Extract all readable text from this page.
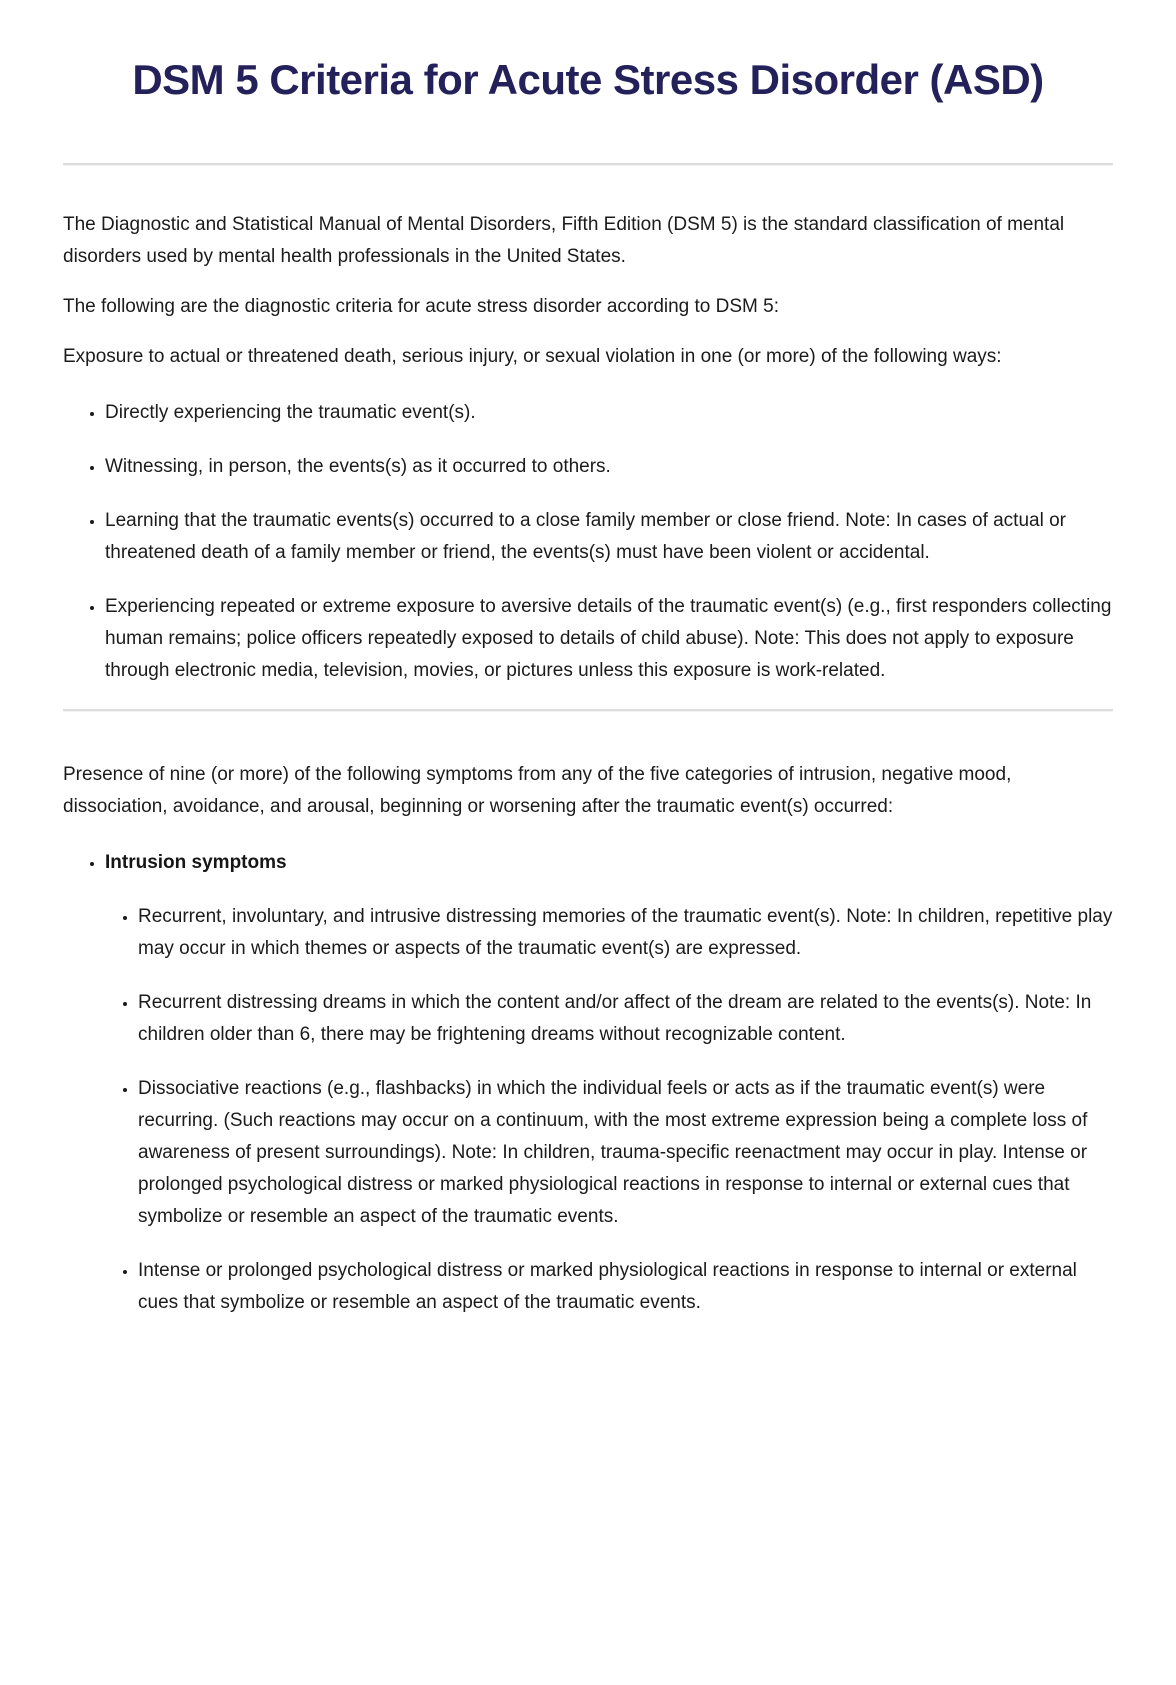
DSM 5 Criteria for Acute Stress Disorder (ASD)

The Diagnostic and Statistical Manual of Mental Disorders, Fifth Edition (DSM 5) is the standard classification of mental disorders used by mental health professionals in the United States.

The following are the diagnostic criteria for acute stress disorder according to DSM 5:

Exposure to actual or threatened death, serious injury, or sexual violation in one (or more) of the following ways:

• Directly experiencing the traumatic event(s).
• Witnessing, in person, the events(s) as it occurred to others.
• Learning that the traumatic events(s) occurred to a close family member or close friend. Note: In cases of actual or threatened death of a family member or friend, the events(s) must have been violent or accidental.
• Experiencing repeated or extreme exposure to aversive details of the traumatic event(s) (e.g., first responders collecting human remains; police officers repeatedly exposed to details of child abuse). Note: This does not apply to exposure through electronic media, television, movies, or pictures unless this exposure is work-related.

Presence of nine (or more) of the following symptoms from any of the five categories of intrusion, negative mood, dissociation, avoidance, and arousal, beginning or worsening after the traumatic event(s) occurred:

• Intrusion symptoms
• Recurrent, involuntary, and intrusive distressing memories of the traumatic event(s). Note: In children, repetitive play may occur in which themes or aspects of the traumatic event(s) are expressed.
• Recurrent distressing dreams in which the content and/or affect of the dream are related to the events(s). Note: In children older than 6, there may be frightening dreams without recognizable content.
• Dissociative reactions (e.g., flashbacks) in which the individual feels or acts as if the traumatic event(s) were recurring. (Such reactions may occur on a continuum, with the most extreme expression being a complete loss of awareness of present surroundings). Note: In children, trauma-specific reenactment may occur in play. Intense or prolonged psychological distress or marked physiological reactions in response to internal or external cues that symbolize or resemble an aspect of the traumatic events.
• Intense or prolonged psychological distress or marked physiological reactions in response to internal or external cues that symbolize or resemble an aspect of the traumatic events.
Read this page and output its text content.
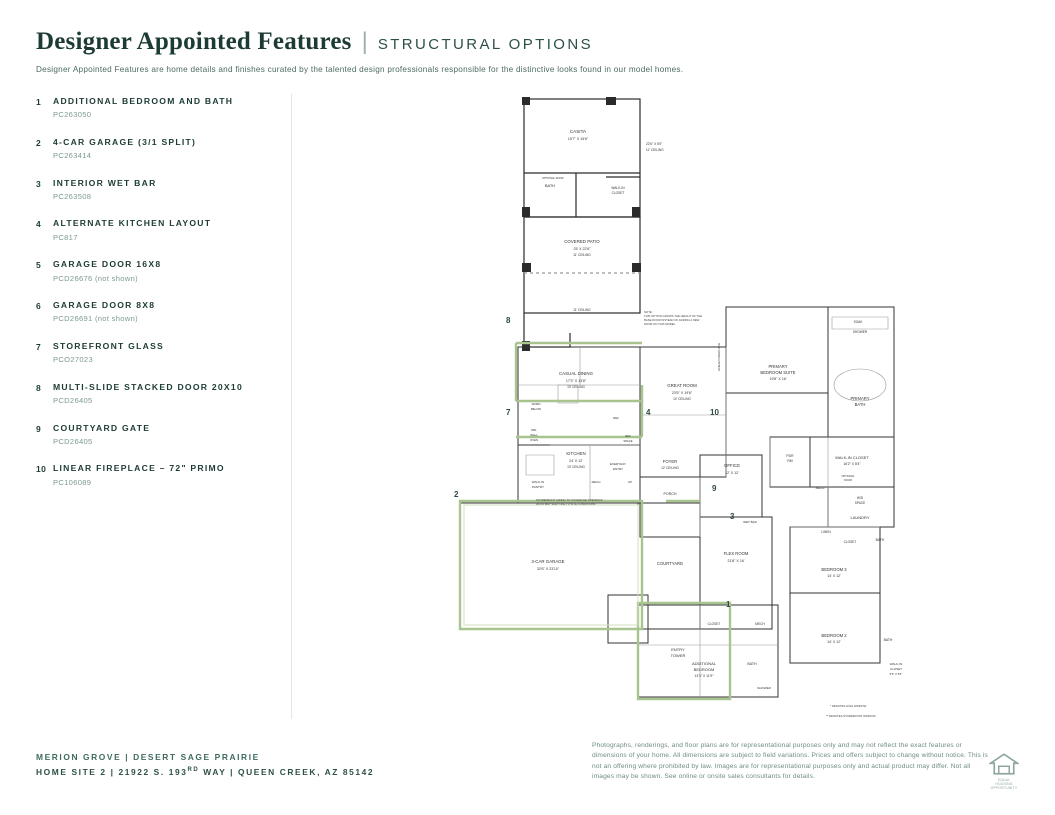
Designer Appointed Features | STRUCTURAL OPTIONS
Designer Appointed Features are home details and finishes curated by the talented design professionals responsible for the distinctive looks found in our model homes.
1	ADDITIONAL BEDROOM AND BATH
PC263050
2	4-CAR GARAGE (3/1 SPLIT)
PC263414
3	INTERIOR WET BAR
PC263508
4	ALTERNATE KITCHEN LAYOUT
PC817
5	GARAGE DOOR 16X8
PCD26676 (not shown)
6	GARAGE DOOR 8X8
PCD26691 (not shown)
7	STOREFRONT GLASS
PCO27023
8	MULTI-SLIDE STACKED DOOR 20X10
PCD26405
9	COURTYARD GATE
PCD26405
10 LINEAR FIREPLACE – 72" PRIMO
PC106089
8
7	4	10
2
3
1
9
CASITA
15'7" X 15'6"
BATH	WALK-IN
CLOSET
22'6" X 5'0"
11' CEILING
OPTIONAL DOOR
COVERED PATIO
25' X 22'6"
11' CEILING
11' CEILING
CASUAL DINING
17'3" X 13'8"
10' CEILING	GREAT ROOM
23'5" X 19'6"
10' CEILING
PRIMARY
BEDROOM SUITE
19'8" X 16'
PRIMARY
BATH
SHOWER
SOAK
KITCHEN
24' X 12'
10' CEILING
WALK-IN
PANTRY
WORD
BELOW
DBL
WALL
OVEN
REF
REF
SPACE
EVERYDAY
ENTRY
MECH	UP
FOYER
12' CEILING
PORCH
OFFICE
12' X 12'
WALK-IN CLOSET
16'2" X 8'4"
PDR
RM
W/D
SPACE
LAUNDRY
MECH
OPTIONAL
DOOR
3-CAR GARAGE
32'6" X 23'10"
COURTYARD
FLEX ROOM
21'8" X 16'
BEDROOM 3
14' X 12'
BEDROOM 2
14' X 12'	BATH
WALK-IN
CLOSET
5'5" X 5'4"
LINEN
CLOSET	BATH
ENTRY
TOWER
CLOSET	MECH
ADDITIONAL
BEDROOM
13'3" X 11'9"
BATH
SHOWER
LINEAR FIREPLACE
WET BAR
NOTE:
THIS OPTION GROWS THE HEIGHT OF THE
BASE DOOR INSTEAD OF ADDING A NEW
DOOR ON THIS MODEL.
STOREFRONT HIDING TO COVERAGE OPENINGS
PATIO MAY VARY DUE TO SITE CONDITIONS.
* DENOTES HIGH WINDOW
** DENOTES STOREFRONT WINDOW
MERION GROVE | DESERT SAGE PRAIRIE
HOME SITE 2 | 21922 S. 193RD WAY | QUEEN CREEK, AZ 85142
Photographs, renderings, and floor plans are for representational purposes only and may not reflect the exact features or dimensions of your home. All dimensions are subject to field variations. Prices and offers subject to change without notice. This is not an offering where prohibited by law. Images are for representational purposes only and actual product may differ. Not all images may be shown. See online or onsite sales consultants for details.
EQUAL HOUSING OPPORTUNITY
- - -
Return all lines with the word "psychological" in them.

Response
• Dissociative reactions (e.g., flashbacks) in which the individual feels or acts as if the traumatic event(s) were recurring. (Such reactions may occur on a continuum, with the most extreme expression being a complete loss of awareness of present surroundings). Note: In children, trauma-specific reenactment may occur in play. Intense or prolonged psychological distress or marked physiological reactions in response to internal or external cues that symbolize or resemble an aspect of the traumatic events.
• Intense or prolonged psychological distress or marked physiological reactions in response to internal or external cues that symbolize or resemble an aspect of the traumatic events.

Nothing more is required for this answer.